▶ RECORDS
......

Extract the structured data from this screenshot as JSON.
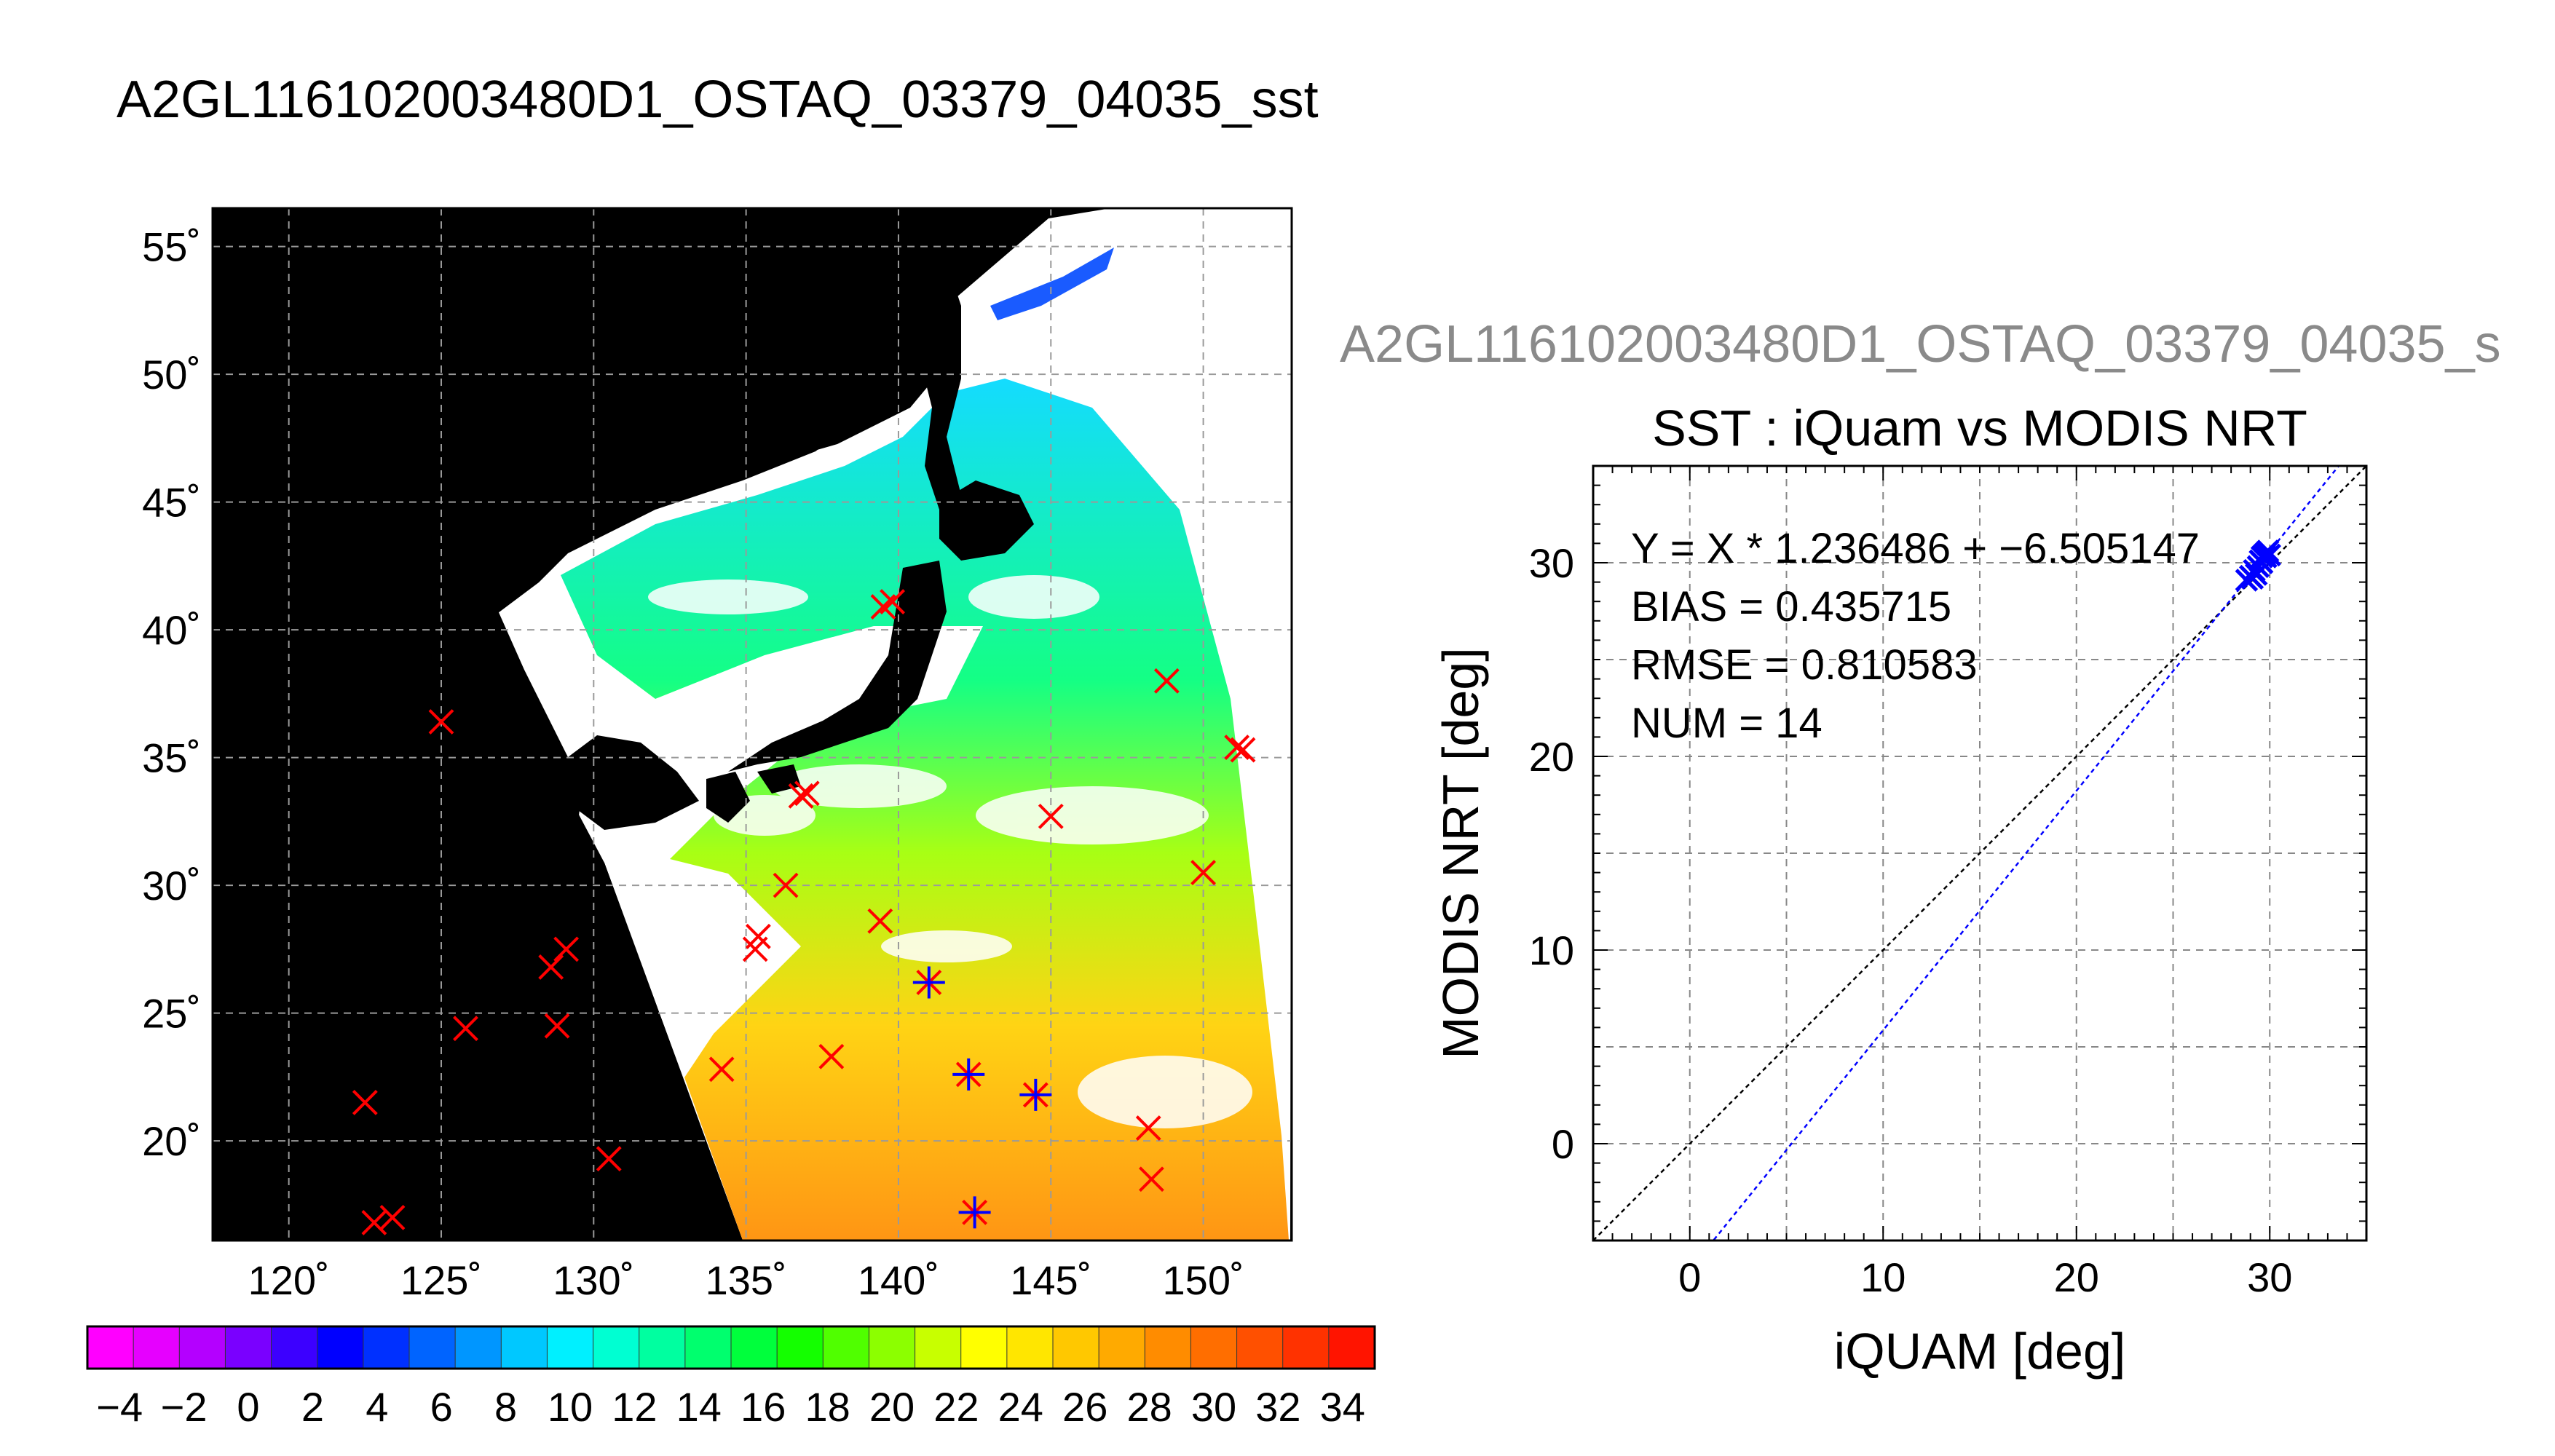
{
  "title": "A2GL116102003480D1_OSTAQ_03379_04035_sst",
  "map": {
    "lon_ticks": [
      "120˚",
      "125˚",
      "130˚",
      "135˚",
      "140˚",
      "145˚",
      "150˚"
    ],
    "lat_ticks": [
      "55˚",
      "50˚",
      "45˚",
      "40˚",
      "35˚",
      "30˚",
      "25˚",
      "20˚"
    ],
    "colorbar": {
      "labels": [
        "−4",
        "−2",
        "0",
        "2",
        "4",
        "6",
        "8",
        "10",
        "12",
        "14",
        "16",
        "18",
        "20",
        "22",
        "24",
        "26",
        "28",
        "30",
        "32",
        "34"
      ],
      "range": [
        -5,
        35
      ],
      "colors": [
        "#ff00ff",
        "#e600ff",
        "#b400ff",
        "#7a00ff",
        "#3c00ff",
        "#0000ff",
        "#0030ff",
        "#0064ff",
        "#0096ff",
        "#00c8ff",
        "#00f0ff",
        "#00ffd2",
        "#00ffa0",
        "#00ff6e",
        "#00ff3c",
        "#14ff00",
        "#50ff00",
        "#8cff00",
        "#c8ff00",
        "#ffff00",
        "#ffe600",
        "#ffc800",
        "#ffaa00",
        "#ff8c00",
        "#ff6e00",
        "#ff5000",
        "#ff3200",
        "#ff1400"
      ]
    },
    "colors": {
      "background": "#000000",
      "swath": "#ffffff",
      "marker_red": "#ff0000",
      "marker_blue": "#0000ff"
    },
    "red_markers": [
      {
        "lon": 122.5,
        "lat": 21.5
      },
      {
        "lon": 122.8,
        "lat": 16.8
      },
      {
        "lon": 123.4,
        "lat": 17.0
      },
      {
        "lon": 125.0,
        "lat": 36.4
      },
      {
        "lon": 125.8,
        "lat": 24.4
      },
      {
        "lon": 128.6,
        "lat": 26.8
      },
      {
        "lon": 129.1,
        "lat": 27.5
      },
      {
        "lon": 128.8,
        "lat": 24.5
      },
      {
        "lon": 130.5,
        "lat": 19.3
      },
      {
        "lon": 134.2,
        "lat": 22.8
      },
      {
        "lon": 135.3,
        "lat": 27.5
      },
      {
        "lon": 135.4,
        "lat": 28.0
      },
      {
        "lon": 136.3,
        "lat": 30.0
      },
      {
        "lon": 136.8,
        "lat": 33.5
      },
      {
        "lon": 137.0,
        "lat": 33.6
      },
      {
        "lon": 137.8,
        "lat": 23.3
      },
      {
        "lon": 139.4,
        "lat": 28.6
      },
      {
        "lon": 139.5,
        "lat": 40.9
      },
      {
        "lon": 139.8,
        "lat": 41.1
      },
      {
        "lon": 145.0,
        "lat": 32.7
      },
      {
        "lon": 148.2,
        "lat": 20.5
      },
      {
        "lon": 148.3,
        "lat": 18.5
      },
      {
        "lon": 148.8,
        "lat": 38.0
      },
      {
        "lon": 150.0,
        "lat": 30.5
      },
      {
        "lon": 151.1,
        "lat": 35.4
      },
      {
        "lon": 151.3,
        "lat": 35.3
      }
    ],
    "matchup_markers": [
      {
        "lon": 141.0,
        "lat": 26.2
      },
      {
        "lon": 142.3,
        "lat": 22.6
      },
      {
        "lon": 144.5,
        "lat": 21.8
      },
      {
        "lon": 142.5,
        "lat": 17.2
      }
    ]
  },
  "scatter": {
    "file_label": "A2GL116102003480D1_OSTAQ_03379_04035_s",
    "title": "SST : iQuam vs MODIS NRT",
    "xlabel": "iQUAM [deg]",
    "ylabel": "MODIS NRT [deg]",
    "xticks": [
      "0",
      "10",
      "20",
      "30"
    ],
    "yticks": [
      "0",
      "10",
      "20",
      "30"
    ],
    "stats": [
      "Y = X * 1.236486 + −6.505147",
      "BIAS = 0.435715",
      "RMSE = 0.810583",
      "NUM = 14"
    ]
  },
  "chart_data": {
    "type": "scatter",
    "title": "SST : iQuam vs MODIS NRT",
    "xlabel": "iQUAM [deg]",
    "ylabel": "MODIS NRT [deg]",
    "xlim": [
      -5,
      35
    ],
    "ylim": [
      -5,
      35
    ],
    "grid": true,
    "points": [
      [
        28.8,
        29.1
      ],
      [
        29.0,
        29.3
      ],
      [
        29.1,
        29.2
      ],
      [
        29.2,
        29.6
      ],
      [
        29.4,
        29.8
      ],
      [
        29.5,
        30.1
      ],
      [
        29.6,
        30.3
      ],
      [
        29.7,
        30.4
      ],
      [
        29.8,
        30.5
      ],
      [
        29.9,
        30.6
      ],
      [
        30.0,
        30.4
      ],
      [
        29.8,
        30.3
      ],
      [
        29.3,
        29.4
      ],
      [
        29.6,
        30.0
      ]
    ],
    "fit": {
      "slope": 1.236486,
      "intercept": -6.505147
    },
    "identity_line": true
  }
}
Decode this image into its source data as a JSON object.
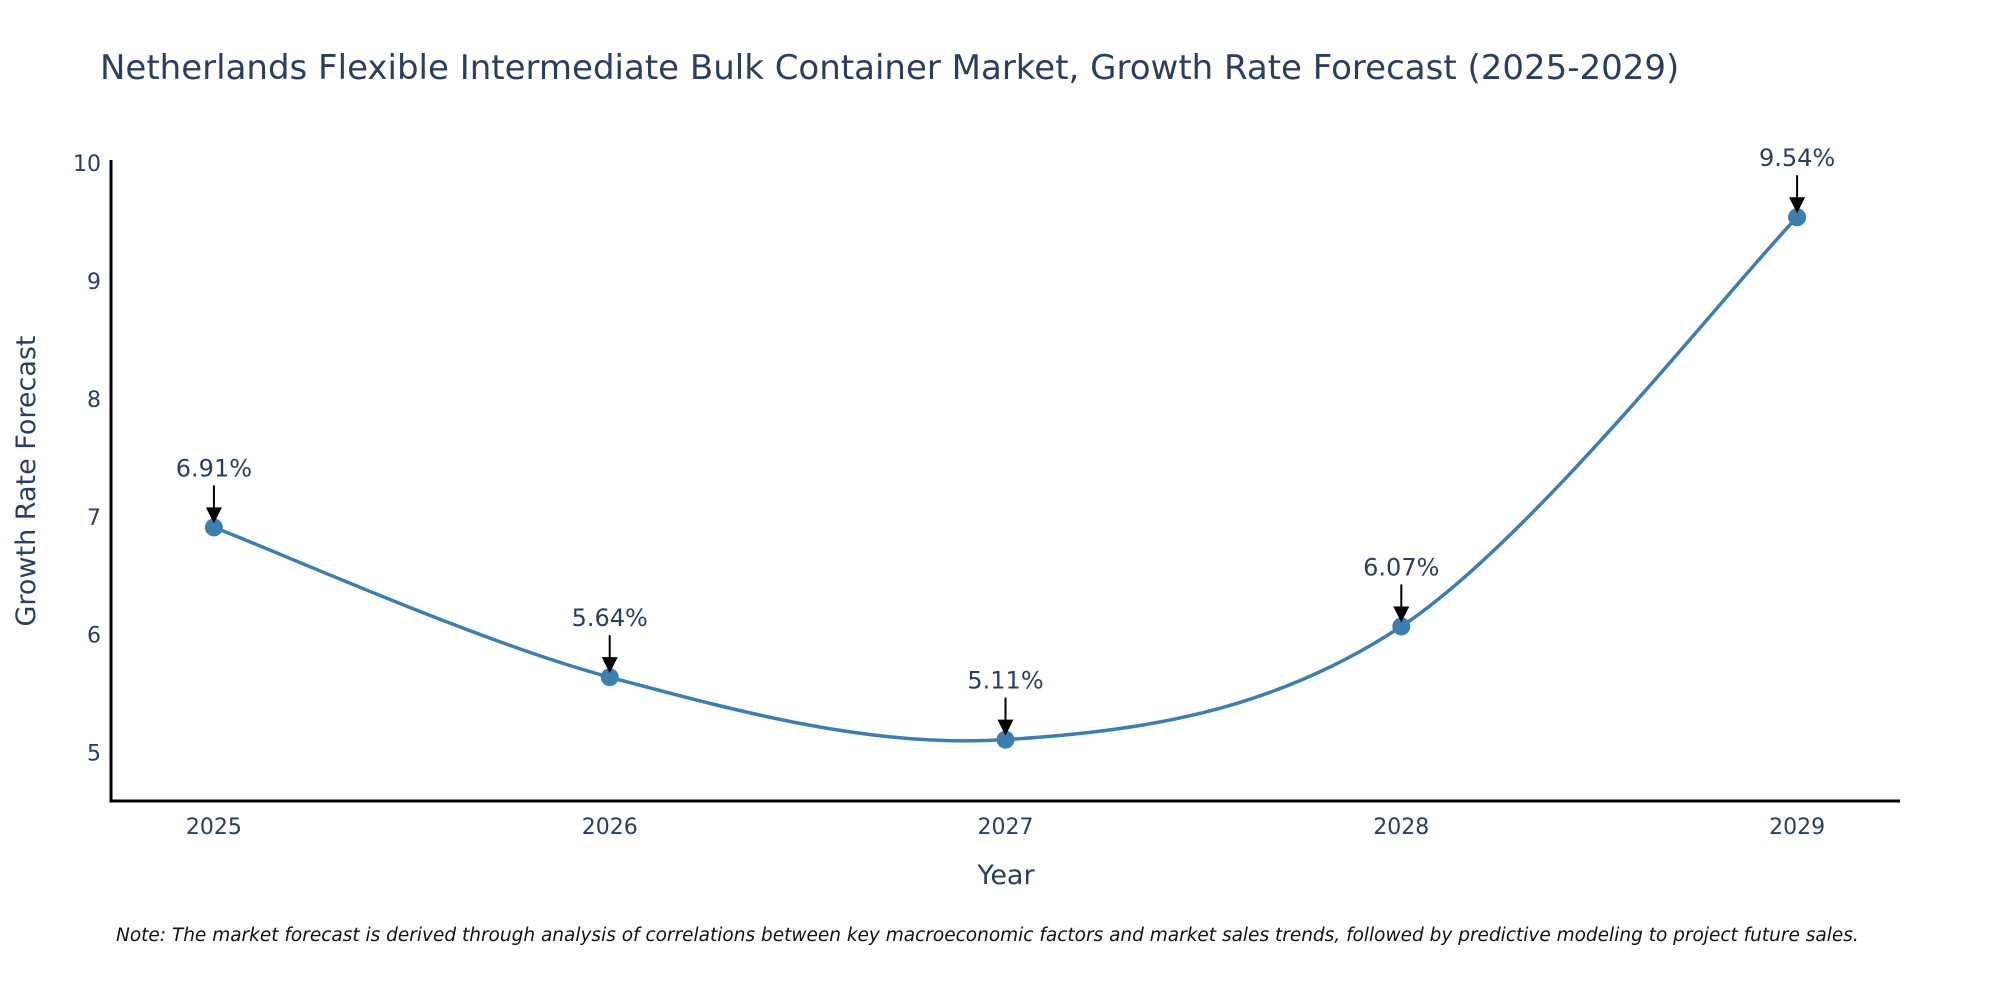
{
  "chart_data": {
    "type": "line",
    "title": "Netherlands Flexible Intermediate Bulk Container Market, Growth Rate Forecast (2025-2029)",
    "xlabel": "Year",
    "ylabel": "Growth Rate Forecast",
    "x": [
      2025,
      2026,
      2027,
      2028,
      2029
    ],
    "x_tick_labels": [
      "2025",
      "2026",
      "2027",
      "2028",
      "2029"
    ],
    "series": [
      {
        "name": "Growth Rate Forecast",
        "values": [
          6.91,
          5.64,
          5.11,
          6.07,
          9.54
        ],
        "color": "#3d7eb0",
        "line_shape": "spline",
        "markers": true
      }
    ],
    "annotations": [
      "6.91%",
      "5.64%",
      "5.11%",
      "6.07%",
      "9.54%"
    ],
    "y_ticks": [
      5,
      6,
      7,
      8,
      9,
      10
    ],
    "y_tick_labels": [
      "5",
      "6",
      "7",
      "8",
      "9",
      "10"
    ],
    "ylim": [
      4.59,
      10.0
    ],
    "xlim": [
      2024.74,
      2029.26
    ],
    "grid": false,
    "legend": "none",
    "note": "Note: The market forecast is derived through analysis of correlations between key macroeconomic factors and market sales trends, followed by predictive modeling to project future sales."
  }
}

......

Transcribe the entries above verbatim, omitting their pictures.

▶ FULL OUTPUT
Extract the structured data from this screenshot as JSON.
{
  "title": "A2GL116102003480D1_OSTAQ_03379_04035_sst",
  "map": {
    "lon_ticks": [
      "120˚",
      "125˚",
      "130˚",
      "135˚",
      "140˚",
      "145˚",
      "150˚"
    ],
    "lat_ticks": [
      "55˚",
      "50˚",
      "45˚",
      "40˚",
      "35˚",
      "30˚",
      "25˚",
      "20˚"
    ],
    "colorbar": {
      "labels": [
        "−4",
        "−2",
        "0",
        "2",
        "4",
        "6",
        "8",
        "10",
        "12",
        "14",
        "16",
        "18",
        "20",
        "22",
        "24",
        "26",
        "28",
        "30",
        "32",
        "34"
      ],
      "range": [
        -5,
        35
      ],
      "colors": [
        "#ff00ff",
        "#e600ff",
        "#b400ff",
        "#7a00ff",
        "#3c00ff",
        "#0000ff",
        "#0030ff",
        "#0064ff",
        "#0096ff",
        "#00c8ff",
        "#00f0ff",
        "#00ffd2",
        "#00ffa0",
        "#00ff6e",
        "#00ff3c",
        "#14ff00",
        "#50ff00",
        "#8cff00",
        "#c8ff00",
        "#ffff00",
        "#ffe600",
        "#ffc800",
        "#ffaa00",
        "#ff8c00",
        "#ff6e00",
        "#ff5000",
        "#ff3200",
        "#ff1400"
      ]
    },
    "colors": {
      "background": "#000000",
      "swath": "#ffffff",
      "marker_red": "#ff0000",
      "marker_blue": "#0000ff"
    },
    "red_markers": [
      {
        "lon": 122.5,
        "lat": 21.5
      },
      {
        "lon": 122.8,
        "lat": 16.8
      },
      {
        "lon": 123.4,
        "lat": 17.0
      },
      {
        "lon": 125.0,
        "lat": 36.4
      },
      {
        "lon": 125.8,
        "lat": 24.4
      },
      {
        "lon": 128.6,
        "lat": 26.8
      },
      {
        "lon": 129.1,
        "lat": 27.5
      },
      {
        "lon": 128.8,
        "lat": 24.5
      },
      {
        "lon": 130.5,
        "lat": 19.3
      },
      {
        "lon": 134.2,
        "lat": 22.8
      },
      {
        "lon": 135.3,
        "lat": 27.5
      },
      {
        "lon": 135.4,
        "lat": 28.0
      },
      {
        "lon": 136.3,
        "lat": 30.0
      },
      {
        "lon": 136.8,
        "lat": 33.5
      },
      {
        "lon": 137.0,
        "lat": 33.6
      },
      {
        "lon": 137.8,
        "lat": 23.3
      },
      {
        "lon": 139.4,
        "lat": 28.6
      },
      {
        "lon": 139.5,
        "lat": 40.9
      },
      {
        "lon": 139.8,
        "lat": 41.1
      },
      {
        "lon": 145.0,
        "lat": 32.7
      },
      {
        "lon": 148.2,
        "lat": 20.5
      },
      {
        "lon": 148.3,
        "lat": 18.5
      },
      {
        "lon": 148.8,
        "lat": 38.0
      },
      {
        "lon": 150.0,
        "lat": 30.5
      },
      {
        "lon": 151.1,
        "lat": 35.4
      },
      {
        "lon": 151.3,
        "lat": 35.3
      }
    ],
    "matchup_markers": [
      {
        "lon": 141.0,
        "lat": 26.2
      },
      {
        "lon": 142.3,
        "lat": 22.6
      },
      {
        "lon": 144.5,
        "lat": 21.8
      },
      {
        "lon": 142.5,
        "lat": 17.2
      }
    ]
  },
  "scatter": {
    "file_label": "A2GL116102003480D1_OSTAQ_03379_04035_s",
    "title": "SST : iQuam vs MODIS NRT",
    "xlabel": "iQUAM [deg]",
    "ylabel": "MODIS NRT [deg]",
    "xticks": [
      "0",
      "10",
      "20",
      "30"
    ],
    "yticks": [
      "0",
      "10",
      "20",
      "30"
    ],
    "stats": [
      "Y = X * 1.236486 + −6.505147",
      "BIAS = 0.435715",
      "RMSE = 0.810583",
      "NUM = 14"
    ]
  },
  "chart_data": {
    "type": "scatter",
    "title": "SST : iQuam vs MODIS NRT",
    "xlabel": "iQUAM [deg]",
    "ylabel": "MODIS NRT [deg]",
    "xlim": [
      -5,
      35
    ],
    "ylim": [
      -5,
      35
    ],
    "grid": true,
    "points": [
      [
        28.8,
        29.1
      ],
      [
        29.0,
        29.3
      ],
      [
        29.1,
        29.2
      ],
      [
        29.2,
        29.6
      ],
      [
        29.4,
        29.8
      ],
      [
        29.5,
        30.1
      ],
      [
        29.6,
        30.3
      ],
      [
        29.7,
        30.4
      ],
      [
        29.8,
        30.5
      ],
      [
        29.9,
        30.6
      ],
      [
        30.0,
        30.4
      ],
      [
        29.8,
        30.3
      ],
      [
        29.3,
        29.4
      ],
      [
        29.6,
        30.0
      ]
    ],
    "fit": {
      "slope": 1.236486,
      "intercept": -6.505147
    },
    "identity_line": true
  }
}
Decode this image into its source data as a JSON object.
{
  "chart_data": {
    "type": "line",
    "title": "Netherlands Flexible Intermediate Bulk Container Market, Growth Rate Forecast (2025-2029)",
    "xlabel": "Year",
    "ylabel": "Growth Rate Forecast",
    "x": [
      2025,
      2026,
      2027,
      2028,
      2029
    ],
    "x_tick_labels": [
      "2025",
      "2026",
      "2027",
      "2028",
      "2029"
    ],
    "series": [
      {
        "name": "Growth Rate Forecast",
        "values": [
          6.91,
          5.64,
          5.11,
          6.07,
          9.54
        ],
        "color": "#3d7eb0",
        "line_shape": "spline",
        "markers": true
      }
    ],
    "annotations": [
      "6.91%",
      "5.64%",
      "5.11%",
      "6.07%",
      "9.54%"
    ],
    "y_ticks": [
      5,
      6,
      7,
      8,
      9,
      10
    ],
    "y_tick_labels": [
      "5",
      "6",
      "7",
      "8",
      "9",
      "10"
    ],
    "ylim": [
      4.59,
      10.0
    ],
    "xlim": [
      2024.74,
      2029.26
    ],
    "grid": false,
    "legend": "none",
    "note": "Note: The market forecast is derived through analysis of correlations between key macroeconomic factors and market sales trends, followed by predictive modeling to project future sales."
  }
}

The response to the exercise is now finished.